* EXERCISE INSTRUCTIONS
How many lines in the entries below contain the string "axis"? Reply with the number alone.

= = = = =

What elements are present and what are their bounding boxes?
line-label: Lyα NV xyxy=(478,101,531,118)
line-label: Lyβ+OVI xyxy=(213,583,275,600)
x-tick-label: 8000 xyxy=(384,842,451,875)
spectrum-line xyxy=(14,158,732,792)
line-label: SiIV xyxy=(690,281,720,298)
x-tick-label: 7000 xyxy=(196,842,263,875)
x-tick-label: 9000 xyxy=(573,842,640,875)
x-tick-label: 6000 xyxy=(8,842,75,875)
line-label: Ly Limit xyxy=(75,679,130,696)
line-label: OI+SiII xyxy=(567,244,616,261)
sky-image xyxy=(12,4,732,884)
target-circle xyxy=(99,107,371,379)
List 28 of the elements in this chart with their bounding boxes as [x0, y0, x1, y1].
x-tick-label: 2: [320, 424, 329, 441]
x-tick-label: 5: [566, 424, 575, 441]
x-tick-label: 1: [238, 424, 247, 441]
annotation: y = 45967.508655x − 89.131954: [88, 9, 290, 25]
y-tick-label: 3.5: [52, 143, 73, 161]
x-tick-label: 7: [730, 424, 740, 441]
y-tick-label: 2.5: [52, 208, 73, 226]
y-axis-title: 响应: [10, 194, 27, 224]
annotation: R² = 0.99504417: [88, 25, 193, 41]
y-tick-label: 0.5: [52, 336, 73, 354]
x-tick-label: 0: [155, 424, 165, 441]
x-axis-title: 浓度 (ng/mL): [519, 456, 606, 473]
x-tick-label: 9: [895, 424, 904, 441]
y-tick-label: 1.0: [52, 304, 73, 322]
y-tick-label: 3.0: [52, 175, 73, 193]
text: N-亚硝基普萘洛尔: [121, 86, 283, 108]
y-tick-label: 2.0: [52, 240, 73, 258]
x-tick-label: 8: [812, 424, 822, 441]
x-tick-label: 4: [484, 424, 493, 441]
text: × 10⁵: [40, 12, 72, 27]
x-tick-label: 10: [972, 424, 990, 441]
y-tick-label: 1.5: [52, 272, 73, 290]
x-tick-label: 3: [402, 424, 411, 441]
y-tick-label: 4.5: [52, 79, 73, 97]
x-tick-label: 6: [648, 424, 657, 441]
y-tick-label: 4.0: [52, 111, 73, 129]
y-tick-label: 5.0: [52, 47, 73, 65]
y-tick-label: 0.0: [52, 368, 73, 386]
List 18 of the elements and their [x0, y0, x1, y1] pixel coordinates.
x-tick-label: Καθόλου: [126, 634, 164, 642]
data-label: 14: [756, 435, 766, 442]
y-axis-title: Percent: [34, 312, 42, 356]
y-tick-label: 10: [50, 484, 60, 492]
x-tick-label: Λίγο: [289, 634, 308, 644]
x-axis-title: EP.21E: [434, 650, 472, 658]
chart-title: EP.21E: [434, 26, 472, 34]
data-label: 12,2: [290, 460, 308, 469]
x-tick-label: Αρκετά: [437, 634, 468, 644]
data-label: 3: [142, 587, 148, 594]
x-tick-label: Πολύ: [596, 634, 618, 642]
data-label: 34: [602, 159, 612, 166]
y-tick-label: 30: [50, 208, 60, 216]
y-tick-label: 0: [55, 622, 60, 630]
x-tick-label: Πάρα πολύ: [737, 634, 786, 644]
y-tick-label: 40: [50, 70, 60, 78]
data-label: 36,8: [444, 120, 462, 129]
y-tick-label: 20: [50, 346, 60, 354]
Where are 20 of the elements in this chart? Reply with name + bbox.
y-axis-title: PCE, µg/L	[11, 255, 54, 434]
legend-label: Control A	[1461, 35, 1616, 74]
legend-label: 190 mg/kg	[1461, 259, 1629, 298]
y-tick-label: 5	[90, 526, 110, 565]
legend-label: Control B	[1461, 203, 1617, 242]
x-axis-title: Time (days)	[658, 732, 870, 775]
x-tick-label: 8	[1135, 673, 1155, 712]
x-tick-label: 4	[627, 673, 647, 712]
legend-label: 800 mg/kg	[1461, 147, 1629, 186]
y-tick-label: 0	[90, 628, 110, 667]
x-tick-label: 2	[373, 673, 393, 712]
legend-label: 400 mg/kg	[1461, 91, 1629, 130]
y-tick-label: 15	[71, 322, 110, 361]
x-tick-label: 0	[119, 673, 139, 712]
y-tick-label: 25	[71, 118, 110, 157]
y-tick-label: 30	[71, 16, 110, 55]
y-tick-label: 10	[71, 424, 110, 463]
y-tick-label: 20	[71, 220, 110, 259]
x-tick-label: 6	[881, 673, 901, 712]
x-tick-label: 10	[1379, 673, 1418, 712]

= = = = =

* PROBLEM SOLUTION
6